Set problem = Transcribe the records below in full; pictures stay out of the copy.

Supplied records =
[start]
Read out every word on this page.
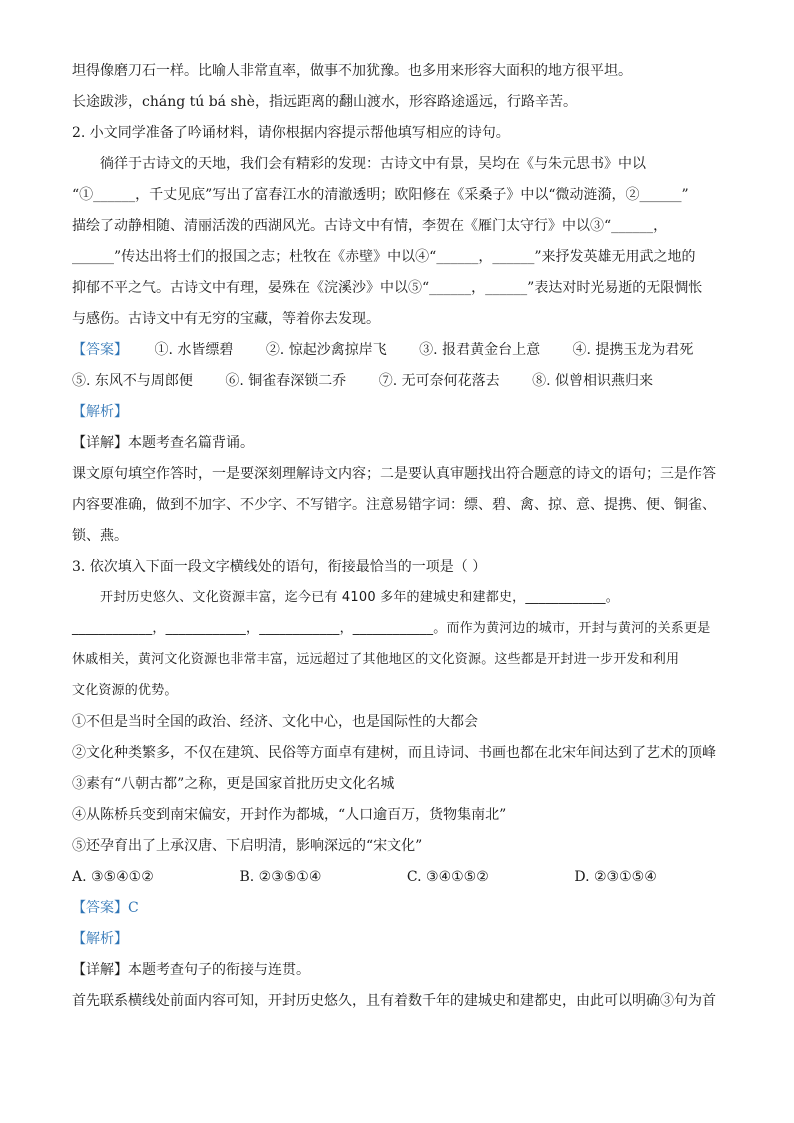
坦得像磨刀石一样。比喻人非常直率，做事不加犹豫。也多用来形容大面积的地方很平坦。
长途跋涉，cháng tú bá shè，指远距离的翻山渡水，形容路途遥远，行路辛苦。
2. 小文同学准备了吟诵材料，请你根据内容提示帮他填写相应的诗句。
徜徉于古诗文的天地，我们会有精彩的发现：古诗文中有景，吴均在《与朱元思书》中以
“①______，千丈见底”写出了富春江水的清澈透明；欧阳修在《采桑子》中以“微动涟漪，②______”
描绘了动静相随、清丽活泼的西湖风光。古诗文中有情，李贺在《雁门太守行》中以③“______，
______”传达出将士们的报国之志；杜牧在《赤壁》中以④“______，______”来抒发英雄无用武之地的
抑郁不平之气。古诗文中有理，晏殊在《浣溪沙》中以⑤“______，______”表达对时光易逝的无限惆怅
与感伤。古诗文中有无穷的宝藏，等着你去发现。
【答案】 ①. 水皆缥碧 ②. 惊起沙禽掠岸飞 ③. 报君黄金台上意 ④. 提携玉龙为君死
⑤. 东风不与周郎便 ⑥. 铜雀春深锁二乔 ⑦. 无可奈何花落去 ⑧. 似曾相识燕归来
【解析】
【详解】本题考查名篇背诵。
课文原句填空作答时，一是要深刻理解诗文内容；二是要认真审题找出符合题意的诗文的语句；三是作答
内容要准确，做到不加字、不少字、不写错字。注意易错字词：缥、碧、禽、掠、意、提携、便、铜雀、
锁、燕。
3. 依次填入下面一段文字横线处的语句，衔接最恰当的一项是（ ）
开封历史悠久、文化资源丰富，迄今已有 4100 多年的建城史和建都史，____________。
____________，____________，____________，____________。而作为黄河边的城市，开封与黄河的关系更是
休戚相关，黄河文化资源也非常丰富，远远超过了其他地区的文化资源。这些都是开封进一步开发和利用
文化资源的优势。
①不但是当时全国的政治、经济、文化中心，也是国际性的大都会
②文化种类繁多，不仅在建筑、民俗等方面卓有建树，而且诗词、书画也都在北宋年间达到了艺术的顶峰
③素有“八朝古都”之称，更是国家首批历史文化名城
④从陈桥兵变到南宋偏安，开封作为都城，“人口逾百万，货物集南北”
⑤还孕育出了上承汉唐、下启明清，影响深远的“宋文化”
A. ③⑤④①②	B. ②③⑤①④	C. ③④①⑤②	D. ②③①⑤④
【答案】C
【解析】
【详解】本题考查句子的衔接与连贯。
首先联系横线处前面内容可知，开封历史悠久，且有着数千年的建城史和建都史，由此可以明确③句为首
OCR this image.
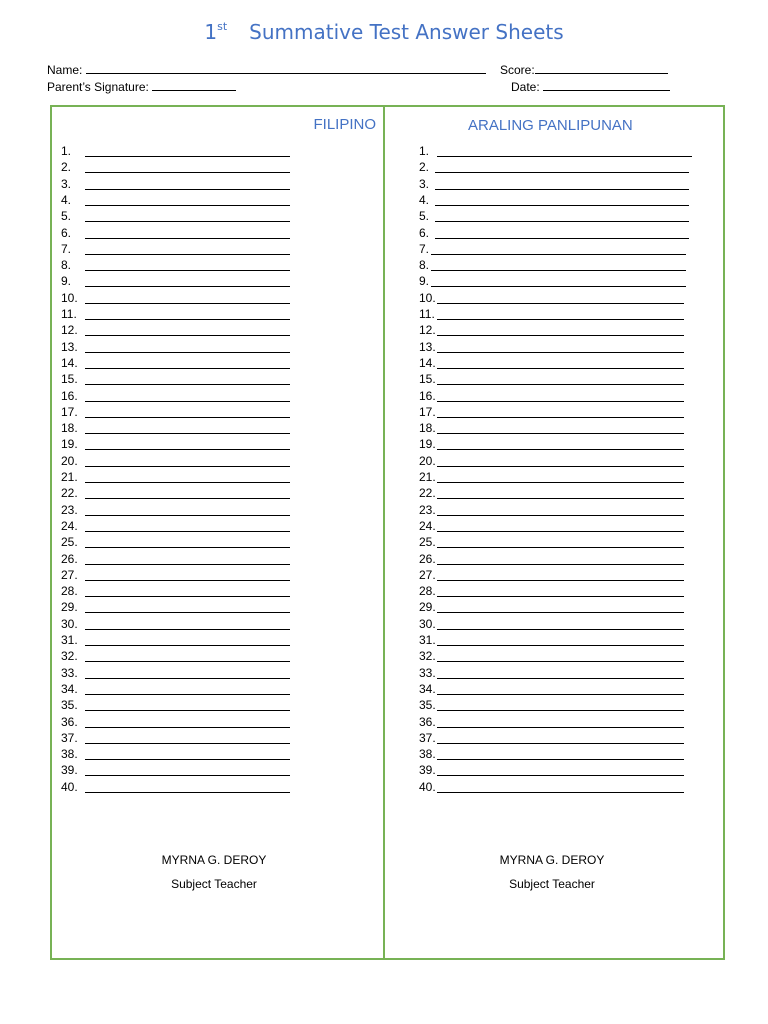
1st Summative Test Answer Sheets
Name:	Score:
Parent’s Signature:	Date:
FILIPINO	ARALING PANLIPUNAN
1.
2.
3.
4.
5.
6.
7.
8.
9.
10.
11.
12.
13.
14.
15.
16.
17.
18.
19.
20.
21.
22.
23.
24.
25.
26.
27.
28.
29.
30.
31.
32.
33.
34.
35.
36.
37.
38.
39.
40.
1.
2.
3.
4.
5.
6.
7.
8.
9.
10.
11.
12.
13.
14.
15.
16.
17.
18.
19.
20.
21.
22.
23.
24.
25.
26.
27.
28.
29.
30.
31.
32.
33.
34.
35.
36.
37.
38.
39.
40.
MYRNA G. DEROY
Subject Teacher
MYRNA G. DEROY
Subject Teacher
[end]
Complete output =
Read out every word on this page.
坦得像磨刀石一样。比喻人非常直率，做事不加犹豫。也多用来形容大面积的地方很平坦。
长途跋涉，cháng tú bá shè，指远距离的翻山渡水，形容路途遥远，行路辛苦。
2. 小文同学准备了吟诵材料，请你根据内容提示帮他填写相应的诗句。
徜徉于古诗文的天地，我们会有精彩的发现：古诗文中有景，吴均在《与朱元思书》中以
“①______，千丈见底”写出了富春江水的清澈透明；欧阳修在《采桑子》中以“微动涟漪，②______”
描绘了动静相随、清丽活泼的西湖风光。古诗文中有情，李贺在《雁门太守行》中以③“______，
______”传达出将士们的报国之志；杜牧在《赤壁》中以④“______，______”来抒发英雄无用武之地的
抑郁不平之气。古诗文中有理，晏殊在《浣溪沙》中以⑤“______，______”表达对时光易逝的无限惆怅
与感伤。古诗文中有无穷的宝藏，等着你去发现。
【答案】 ①. 水皆缥碧 ②. 惊起沙禽掠岸飞 ③. 报君黄金台上意 ④. 提携玉龙为君死
⑤. 东风不与周郎便 ⑥. 铜雀春深锁二乔 ⑦. 无可奈何花落去 ⑧. 似曾相识燕归来
【解析】
【详解】本题考查名篇背诵。
课文原句填空作答时，一是要深刻理解诗文内容；二是要认真审题找出符合题意的诗文的语句；三是作答
内容要准确，做到不加字、不少字、不写错字。注意易错字词：缥、碧、禽、掠、意、提携、便、铜雀、
锁、燕。
3. 依次填入下面一段文字横线处的语句，衔接最恰当的一项是（ ）
开封历史悠久、文化资源丰富，迄今已有 4100 多年的建城史和建都史，____________。
____________，____________，____________，____________。而作为黄河边的城市，开封与黄河的关系更是
休戚相关，黄河文化资源也非常丰富，远远超过了其他地区的文化资源。这些都是开封进一步开发和利用
文化资源的优势。
①不但是当时全国的政治、经济、文化中心，也是国际性的大都会
②文化种类繁多，不仅在建筑、民俗等方面卓有建树，而且诗词、书画也都在北宋年间达到了艺术的顶峰
③素有“八朝古都”之称，更是国家首批历史文化名城
④从陈桥兵变到南宋偏安，开封作为都城，“人口逾百万，货物集南北”
⑤还孕育出了上承汉唐、下启明清，影响深远的“宋文化”
A. ③⑤④①②	B. ②③⑤①④	C. ③④①⑤②	D. ②③①⑤④
【答案】C
【解析】
【详解】本题考查句子的衔接与连贯。
首先联系横线处前面内容可知，开封历史悠久，且有着数千年的建城史和建都史，由此可以明确③句为首
OCR this image.
1st Summative Test Answer Sheets
Name:	Score:
Parent’s Signature:	Date:
FILIPINO	ARALING PANLIPUNAN
1.
2.
3.
4.
5.
6.
7.
8.
9.
10.
11.
12.
13.
14.
15.
16.
17.
18.
19.
20.
21.
22.
23.
24.
25.
26.
27.
28.
29.
30.
31.
32.
33.
34.
35.
36.
37.
38.
39.
40.
1.
2.
3.
4.
5.
6.
7.
8.
9.
10.
11.
12.
13.
14.
15.
16.
17.
18.
19.
20.
21.
22.
23.
24.
25.
26.
27.
28.
29.
30.
31.
32.
33.
34.
35.
36.
37.
38.
39.
40.
MYRNA G. DEROY
Subject Teacher
MYRNA G. DEROY
Subject Teacher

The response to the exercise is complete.